— BEGIN GIVEN ENTRIES —
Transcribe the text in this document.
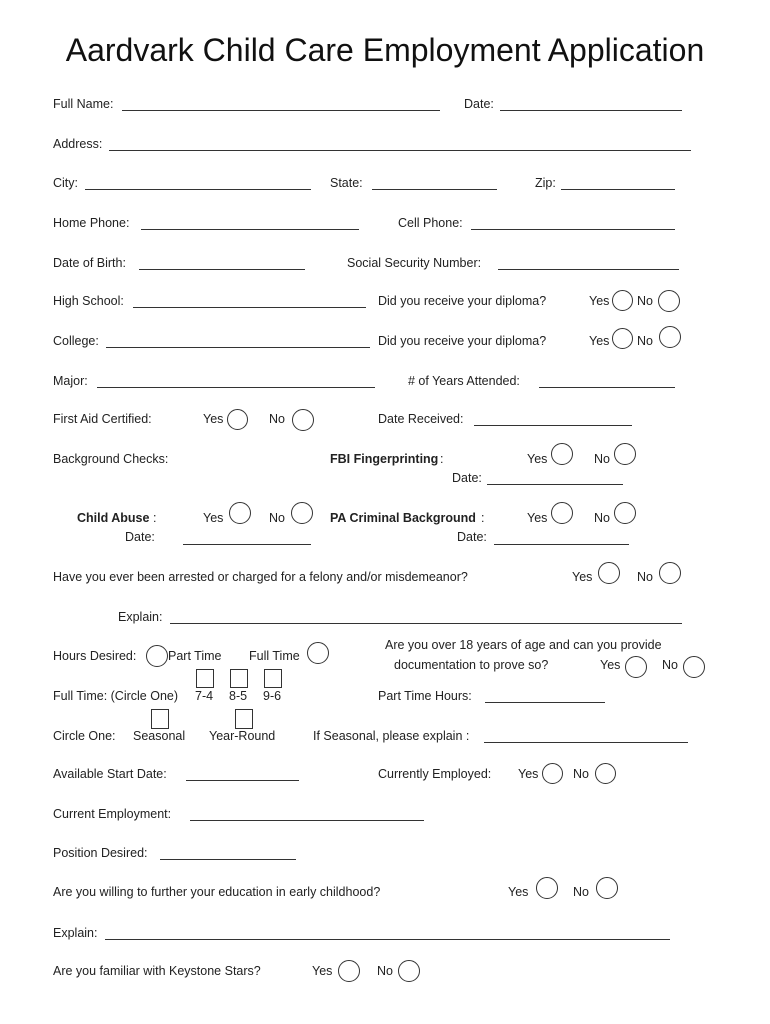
Aardvark Child Care Employment Application
Full Name:	Date:
Address:
City:	State:	Zip:
Home Phone:	Cell Phone:
Date of Birth:	Social Security Number:
High School:	Did you receive your diploma?	Yes No
College:	Did you receive your diploma?	Yes No
Major:	# of Years Attended:
First Aid Certified:	Yes	No	Date Received:
Background Checks:	FBI Fingerprinting :	Yes	No
Date:
Child Abuse :	Yes	No	PA Criminal Background :	Yes	No
Date:	Date:
Have you ever been arrested or charged for a felony and/or misdemeanor?	Yes	No
Explain:
Hours Desired:	Part Time Full Time
Are you over 18 years of age and can you provide
documentation to prove so?	Yes	No
Full Time: (Circle One) 7-4 8-5 9-6	Part Time Hours:
Circle One: Seasonal Year-Round	If Seasonal, please explain :
Available Start Date:	Currently Employed: Yes	No
Current Employment:
Position Desired:
Are you willing to further your education in early childhood?	Yes	No
Explain:
Are you familiar with Keystone Stars?	Yes	No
— END GIVEN ENTRIES —
Take every line above carrying "your" and return it.

COMPLETED EXERCISE:
High School:	Did you receive your diploma?	Yes No
College:	Did you receive your diploma?	Yes No
Are you willing to further your education in early childhood?	Yes	No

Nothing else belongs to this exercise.